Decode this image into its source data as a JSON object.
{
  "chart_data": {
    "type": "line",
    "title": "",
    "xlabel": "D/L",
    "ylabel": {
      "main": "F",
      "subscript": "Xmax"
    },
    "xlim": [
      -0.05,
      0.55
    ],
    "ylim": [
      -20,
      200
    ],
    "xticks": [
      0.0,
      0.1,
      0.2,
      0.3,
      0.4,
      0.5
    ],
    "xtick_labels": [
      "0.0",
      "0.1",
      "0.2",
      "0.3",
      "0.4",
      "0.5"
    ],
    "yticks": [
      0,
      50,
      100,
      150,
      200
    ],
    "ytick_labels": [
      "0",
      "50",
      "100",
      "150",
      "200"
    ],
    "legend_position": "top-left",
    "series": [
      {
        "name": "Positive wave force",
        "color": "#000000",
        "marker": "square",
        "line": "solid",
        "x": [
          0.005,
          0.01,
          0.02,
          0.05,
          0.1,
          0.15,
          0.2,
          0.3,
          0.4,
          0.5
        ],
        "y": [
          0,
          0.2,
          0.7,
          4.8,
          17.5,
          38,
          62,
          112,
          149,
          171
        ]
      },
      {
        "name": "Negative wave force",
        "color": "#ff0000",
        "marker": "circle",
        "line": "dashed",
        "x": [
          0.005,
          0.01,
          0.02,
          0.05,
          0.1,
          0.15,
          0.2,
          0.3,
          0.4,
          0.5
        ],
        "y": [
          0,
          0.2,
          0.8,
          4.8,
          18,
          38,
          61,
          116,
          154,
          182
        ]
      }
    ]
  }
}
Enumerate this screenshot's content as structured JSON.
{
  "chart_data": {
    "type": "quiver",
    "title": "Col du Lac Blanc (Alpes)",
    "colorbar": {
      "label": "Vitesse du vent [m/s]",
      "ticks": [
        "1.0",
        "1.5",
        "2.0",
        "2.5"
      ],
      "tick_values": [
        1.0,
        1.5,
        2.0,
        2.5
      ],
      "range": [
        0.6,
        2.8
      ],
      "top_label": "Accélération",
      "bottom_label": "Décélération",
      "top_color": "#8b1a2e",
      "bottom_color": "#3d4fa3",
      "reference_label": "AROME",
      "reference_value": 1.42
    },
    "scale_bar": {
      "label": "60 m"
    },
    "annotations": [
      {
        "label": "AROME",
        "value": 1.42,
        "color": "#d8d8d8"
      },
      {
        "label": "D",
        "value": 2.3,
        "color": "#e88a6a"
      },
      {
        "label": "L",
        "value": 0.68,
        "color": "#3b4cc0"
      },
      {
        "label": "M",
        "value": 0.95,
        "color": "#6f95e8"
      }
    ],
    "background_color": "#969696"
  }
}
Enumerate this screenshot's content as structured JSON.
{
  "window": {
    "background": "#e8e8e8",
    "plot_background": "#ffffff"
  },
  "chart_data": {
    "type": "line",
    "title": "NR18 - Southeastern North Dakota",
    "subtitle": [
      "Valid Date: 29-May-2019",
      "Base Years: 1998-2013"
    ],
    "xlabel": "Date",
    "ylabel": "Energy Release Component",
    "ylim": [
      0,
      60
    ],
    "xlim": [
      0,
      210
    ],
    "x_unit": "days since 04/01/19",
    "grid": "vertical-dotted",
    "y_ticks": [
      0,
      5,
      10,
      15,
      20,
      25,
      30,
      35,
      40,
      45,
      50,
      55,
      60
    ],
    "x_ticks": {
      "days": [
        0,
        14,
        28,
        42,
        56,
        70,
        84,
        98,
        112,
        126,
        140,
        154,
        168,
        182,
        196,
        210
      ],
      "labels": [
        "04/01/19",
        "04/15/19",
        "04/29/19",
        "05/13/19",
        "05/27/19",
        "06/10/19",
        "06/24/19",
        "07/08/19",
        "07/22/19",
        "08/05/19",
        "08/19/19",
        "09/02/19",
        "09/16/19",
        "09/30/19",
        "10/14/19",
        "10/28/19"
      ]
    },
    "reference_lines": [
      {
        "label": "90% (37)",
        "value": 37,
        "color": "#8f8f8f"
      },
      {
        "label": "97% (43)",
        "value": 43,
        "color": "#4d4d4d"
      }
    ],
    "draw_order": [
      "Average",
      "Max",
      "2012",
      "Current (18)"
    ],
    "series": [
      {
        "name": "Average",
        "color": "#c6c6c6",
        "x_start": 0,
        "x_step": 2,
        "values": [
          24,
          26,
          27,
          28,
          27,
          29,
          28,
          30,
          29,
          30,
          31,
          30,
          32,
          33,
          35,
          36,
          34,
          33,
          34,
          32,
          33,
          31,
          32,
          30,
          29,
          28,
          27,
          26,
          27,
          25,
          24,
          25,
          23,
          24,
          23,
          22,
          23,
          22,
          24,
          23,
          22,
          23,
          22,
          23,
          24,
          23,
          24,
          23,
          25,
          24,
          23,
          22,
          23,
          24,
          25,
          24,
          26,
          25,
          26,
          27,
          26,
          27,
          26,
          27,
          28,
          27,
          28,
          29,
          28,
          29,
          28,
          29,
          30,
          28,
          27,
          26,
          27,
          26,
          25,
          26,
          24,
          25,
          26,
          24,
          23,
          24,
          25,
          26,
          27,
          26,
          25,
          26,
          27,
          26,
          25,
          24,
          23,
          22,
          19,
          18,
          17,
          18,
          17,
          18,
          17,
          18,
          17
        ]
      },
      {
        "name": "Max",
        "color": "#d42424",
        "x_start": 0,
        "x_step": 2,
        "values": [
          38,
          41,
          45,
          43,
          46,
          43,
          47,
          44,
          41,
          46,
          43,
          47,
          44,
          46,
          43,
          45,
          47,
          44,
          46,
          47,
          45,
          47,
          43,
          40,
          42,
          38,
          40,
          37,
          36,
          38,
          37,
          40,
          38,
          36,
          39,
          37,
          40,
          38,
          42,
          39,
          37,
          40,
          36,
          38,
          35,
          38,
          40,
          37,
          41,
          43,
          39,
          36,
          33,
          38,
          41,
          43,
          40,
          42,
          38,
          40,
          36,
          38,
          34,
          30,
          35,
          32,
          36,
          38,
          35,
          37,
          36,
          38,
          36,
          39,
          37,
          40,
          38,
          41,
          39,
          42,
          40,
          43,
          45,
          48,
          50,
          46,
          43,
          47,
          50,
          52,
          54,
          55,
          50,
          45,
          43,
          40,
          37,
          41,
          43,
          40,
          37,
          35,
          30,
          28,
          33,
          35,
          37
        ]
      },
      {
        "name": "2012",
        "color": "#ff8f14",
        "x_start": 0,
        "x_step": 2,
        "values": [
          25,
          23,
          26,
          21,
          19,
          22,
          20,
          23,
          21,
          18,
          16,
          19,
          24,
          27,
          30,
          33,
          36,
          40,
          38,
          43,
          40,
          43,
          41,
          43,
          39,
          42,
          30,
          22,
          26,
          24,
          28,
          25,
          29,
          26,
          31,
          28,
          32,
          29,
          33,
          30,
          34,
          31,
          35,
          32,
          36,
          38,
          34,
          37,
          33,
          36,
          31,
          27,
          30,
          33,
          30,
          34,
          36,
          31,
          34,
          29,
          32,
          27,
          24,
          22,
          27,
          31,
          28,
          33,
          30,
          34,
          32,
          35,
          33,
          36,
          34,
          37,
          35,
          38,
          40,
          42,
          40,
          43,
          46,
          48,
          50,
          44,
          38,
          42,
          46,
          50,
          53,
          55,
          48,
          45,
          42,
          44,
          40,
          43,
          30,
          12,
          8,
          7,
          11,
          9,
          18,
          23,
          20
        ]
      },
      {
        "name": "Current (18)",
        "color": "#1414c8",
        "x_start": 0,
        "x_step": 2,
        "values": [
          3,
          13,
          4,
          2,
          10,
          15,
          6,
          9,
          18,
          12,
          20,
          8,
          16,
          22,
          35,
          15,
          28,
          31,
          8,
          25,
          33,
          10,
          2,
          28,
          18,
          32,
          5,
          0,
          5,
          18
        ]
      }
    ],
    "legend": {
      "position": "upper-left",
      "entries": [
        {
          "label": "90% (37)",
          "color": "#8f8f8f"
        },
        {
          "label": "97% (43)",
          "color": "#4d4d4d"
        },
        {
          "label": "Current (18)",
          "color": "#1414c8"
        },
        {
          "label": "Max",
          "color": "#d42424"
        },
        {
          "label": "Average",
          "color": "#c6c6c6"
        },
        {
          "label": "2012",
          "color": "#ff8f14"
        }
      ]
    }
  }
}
_ _ _ _ _ _ _
Task details
Scan the records for the string "name". Copy each line in which it appears.

Task result
        "name": "Positive wave force",
        "name": "Negative wave force",
        "name": "Average",
        "name": "Max",
        "name": "2012",
        "name": "Current (18)",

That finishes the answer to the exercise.